[Recorded data]
------------------------------------------------
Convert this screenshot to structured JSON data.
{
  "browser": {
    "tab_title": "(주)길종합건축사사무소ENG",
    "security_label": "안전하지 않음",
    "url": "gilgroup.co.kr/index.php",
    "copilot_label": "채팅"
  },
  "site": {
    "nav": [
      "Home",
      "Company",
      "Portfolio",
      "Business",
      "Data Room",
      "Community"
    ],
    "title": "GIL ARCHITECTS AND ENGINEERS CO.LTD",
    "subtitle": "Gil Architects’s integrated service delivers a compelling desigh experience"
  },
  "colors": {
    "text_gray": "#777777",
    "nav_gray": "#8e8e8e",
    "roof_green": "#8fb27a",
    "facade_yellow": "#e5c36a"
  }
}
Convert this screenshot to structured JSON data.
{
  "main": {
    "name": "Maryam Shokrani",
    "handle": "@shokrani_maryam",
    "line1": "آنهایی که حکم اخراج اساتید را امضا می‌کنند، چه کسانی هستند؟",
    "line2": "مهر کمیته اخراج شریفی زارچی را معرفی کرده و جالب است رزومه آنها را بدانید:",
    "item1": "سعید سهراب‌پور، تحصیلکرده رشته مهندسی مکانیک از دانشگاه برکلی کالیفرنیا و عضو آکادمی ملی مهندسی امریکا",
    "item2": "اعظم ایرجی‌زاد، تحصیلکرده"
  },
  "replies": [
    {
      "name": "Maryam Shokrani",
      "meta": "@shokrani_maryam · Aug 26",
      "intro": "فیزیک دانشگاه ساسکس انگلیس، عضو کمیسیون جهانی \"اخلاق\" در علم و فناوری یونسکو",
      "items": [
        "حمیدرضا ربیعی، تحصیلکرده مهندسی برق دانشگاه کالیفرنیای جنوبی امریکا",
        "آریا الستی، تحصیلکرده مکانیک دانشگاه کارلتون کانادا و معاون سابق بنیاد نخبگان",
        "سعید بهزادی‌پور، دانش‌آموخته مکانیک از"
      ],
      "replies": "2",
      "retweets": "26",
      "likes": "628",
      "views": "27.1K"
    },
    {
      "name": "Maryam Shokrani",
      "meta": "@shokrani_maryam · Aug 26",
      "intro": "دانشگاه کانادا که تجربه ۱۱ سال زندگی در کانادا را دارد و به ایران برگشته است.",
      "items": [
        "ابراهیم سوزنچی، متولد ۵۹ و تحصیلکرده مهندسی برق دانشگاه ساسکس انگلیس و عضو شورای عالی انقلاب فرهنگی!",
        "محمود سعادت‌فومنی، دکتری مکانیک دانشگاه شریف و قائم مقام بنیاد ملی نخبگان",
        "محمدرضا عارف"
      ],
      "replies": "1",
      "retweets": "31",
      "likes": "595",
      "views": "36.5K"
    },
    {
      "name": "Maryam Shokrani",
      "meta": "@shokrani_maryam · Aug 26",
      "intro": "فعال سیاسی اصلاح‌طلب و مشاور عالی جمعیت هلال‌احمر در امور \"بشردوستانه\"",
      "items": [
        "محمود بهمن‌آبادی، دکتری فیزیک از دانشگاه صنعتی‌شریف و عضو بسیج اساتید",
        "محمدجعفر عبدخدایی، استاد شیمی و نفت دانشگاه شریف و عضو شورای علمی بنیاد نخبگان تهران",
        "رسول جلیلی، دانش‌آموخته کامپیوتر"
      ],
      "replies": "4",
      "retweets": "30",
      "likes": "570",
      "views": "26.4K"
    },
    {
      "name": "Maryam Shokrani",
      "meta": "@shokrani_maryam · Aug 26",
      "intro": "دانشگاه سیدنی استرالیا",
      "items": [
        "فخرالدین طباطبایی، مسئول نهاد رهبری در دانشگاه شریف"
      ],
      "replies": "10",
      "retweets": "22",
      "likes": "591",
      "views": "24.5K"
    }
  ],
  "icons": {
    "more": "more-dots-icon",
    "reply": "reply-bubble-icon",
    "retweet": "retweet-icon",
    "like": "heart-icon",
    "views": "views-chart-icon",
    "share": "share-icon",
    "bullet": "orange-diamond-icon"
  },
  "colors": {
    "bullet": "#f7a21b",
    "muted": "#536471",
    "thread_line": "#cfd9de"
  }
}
------------------------------------------------
## PROBLEM REQUIREMENTS
From the entries above, pull out each line that includes "replies".

## COMPLETE OUTPUT
  "replies": [
      "replies": "2",
      "replies": "1",
      "replies": "4",
      "replies": "10",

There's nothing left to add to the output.